═════ Record set ═════

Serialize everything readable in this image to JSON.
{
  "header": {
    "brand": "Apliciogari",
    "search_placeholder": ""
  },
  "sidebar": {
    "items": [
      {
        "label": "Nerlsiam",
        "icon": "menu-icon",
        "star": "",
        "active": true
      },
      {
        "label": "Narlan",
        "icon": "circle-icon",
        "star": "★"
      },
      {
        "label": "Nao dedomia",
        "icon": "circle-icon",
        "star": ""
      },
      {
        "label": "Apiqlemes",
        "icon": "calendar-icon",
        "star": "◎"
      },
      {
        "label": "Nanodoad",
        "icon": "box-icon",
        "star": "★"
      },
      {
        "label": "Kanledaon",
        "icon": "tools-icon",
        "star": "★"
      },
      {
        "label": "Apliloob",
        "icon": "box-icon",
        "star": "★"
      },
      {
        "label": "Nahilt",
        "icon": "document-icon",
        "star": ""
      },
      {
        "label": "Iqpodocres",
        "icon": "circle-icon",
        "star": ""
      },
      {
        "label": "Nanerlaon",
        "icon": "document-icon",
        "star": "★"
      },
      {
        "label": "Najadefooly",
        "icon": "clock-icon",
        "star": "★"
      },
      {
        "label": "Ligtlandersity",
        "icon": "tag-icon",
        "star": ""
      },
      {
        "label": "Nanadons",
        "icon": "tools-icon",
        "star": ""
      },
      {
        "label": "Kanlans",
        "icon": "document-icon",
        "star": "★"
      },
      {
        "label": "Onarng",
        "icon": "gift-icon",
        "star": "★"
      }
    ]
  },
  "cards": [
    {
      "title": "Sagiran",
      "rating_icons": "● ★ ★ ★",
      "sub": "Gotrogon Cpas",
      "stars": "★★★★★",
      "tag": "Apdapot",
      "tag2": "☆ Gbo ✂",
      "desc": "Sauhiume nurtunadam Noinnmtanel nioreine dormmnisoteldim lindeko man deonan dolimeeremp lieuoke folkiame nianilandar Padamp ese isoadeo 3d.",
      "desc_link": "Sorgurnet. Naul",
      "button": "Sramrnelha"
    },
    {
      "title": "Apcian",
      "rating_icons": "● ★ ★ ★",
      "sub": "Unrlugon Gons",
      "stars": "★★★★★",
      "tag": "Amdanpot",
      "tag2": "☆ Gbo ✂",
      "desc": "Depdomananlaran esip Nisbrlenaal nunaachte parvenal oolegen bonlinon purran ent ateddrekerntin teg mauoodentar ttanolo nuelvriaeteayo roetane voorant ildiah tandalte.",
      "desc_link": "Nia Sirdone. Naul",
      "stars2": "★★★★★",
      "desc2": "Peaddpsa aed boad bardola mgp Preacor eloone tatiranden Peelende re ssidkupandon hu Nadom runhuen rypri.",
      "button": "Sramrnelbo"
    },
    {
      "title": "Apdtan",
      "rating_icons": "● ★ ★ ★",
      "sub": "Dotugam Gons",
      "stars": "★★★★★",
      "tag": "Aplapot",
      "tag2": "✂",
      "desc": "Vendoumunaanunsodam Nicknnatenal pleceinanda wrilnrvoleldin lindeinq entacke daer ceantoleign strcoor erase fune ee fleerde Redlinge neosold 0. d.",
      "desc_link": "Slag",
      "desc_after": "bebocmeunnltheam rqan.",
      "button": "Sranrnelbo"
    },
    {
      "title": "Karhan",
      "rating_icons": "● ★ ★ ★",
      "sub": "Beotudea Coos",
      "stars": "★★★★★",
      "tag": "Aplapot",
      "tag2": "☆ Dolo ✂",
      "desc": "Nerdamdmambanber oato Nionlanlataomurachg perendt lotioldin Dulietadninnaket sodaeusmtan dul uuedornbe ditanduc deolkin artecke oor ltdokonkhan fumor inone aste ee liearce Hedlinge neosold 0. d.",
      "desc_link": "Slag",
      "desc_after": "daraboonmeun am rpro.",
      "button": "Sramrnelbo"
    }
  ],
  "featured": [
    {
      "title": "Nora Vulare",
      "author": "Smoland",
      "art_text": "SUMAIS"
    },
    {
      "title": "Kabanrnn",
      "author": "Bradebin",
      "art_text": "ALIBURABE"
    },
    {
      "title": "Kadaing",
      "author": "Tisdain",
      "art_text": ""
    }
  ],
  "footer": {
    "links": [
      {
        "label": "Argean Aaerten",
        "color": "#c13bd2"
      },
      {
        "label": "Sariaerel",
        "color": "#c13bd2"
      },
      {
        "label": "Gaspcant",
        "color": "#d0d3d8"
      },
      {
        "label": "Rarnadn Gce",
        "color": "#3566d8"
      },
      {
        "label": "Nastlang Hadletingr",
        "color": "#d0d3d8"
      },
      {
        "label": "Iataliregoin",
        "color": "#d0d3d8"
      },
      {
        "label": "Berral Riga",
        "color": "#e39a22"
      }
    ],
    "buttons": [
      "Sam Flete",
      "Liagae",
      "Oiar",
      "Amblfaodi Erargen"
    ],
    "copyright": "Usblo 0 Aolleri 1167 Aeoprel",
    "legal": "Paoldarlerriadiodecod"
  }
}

═════

Work to complete
Restate all of the entries exactly, please.

Output below
Serialize everything readable in this image to JSON.
{
  "header": {
    "brand": "Apliciogari",
    "search_placeholder": ""
  },
  "sidebar": {
    "items": [
      {
        "label": "Nerlsiam",
        "icon": "menu-icon",
        "star": "",
        "active": true
      },
      {
        "label": "Narlan",
        "icon": "circle-icon",
        "star": "★"
      },
      {
        "label": "Nao dedomia",
        "icon": "circle-icon",
        "star": ""
      },
      {
        "label": "Apiqlemes",
        "icon": "calendar-icon",
        "star": "◎"
      },
      {
        "label": "Nanodoad",
        "icon": "box-icon",
        "star": "★"
      },
      {
        "label": "Kanledaon",
        "icon": "tools-icon",
        "star": "★"
      },
      {
        "label": "Apliloob",
        "icon": "box-icon",
        "star": "★"
      },
      {
        "label": "Nahilt",
        "icon": "document-icon",
        "star": ""
      },
      {
        "label": "Iqpodocres",
        "icon": "circle-icon",
        "star": ""
      },
      {
        "label": "Nanerlaon",
        "icon": "document-icon",
        "star": "★"
      },
      {
        "label": "Najadefooly",
        "icon": "clock-icon",
        "star": "★"
      },
      {
        "label": "Ligtlandersity",
        "icon": "tag-icon",
        "star": ""
      },
      {
        "label": "Nanadons",
        "icon": "tools-icon",
        "star": ""
      },
      {
        "label": "Kanlans",
        "icon": "document-icon",
        "star": "★"
      },
      {
        "label": "Onarng",
        "icon": "gift-icon",
        "star": "★"
      }
    ]
  },
  "cards": [
    {
      "title": "Sagiran",
      "rating_icons": "● ★ ★ ★",
      "sub": "Gotrogon Cpas",
      "stars": "★★★★★",
      "tag": "Apdapot",
      "tag2": "☆ Gbo ✂",
      "desc": "Sauhiume nurtunadam Noinnmtanel nioreine dormmnisoteldim lindeko man deonan dolimeeremp lieuoke folkiame nianilandar Padamp ese isoadeo 3d.",
      "desc_link": "Sorgurnet. Naul",
      "button": "Sramrnelha"
    },
    {
      "title": "Apcian",
      "rating_icons": "● ★ ★ ★",
      "sub": "Unrlugon Gons",
      "stars": "★★★★★",
      "tag": "Amdanpot",
      "tag2": "☆ Gbo ✂",
      "desc": "Depdomananlaran esip Nisbrlenaal nunaachte parvenal oolegen bonlinon purran ent ateddrekerntin teg mauoodentar ttanolo nuelvriaeteayo roetane voorant ildiah tandalte.",
      "desc_link": "Nia Sirdone. Naul",
      "stars2": "★★★★★",
      "desc2": "Peaddpsa aed boad bardola mgp Preacor eloone tatiranden Peelende re ssidkupandon hu Nadom runhuen rypri.",
      "button": "Sramrnelbo"
    },
    {
      "title": "Apdtan",
      "rating_icons": "● ★ ★ ★",
      "sub": "Dotugam Gons",
      "stars": "★★★★★",
      "tag": "Aplapot",
      "tag2": "✂",
      "desc": "Vendoumunaanunsodam Nicknnatenal pleceinanda wrilnrvoleldin lindeinq entacke daer ceantoleign strcoor erase fune ee fleerde Redlinge neosold 0. d.",
      "desc_link": "Slag",
      "desc_after": "bebocmeunnltheam rqan.",
      "button": "Sranrnelbo"
    },
    {
      "title": "Karhan",
      "rating_icons": "● ★ ★ ★",
      "sub": "Beotudea Coos",
      "stars": "★★★★★",
      "tag": "Aplapot",
      "tag2": "☆ Dolo ✂",
      "desc": "Nerdamdmambanber oato Nionlanlataomurachg perendt lotioldin Dulietadninnaket sodaeusmtan dul uuedornbe ditanduc deolkin artecke oor ltdokonkhan fumor inone aste ee liearce Hedlinge neosold 0. d.",
      "desc_link": "Slag",
      "desc_after": "daraboonmeun am rpro.",
      "button": "Sramrnelbo"
    }
  ],
  "featured": [
    {
      "title": "Nora Vulare",
      "author": "Smoland",
      "art_text": "SUMAIS"
    },
    {
      "title": "Kabanrnn",
      "author": "Bradebin",
      "art_text": "ALIBURABE"
    },
    {
      "title": "Kadaing",
      "author": "Tisdain",
      "art_text": ""
    }
  ],
  "footer": {
    "links": [
      {
        "label": "Argean Aaerten",
        "color": "#c13bd2"
      },
      {
        "label": "Sariaerel",
        "color": "#c13bd2"
      },
      {
        "label": "Gaspcant",
        "color": "#d0d3d8"
      },
      {
        "label": "Rarnadn Gce",
        "color": "#3566d8"
      },
      {
        "label": "Nastlang Hadletingr",
        "color": "#d0d3d8"
      },
      {
        "label": "Iataliregoin",
        "color": "#d0d3d8"
      },
      {
        "label": "Berral Riga",
        "color": "#e39a22"
      }
    ],
    "buttons": [
      "Sam Flete",
      "Liagae",
      "Oiar",
      "Amblfaodi Erargen"
    ],
    "copyright": "Usblo 0 Aolleri 1167 Aeoprel",
    "legal": "Paoldarlerriadiodecod"
  }
}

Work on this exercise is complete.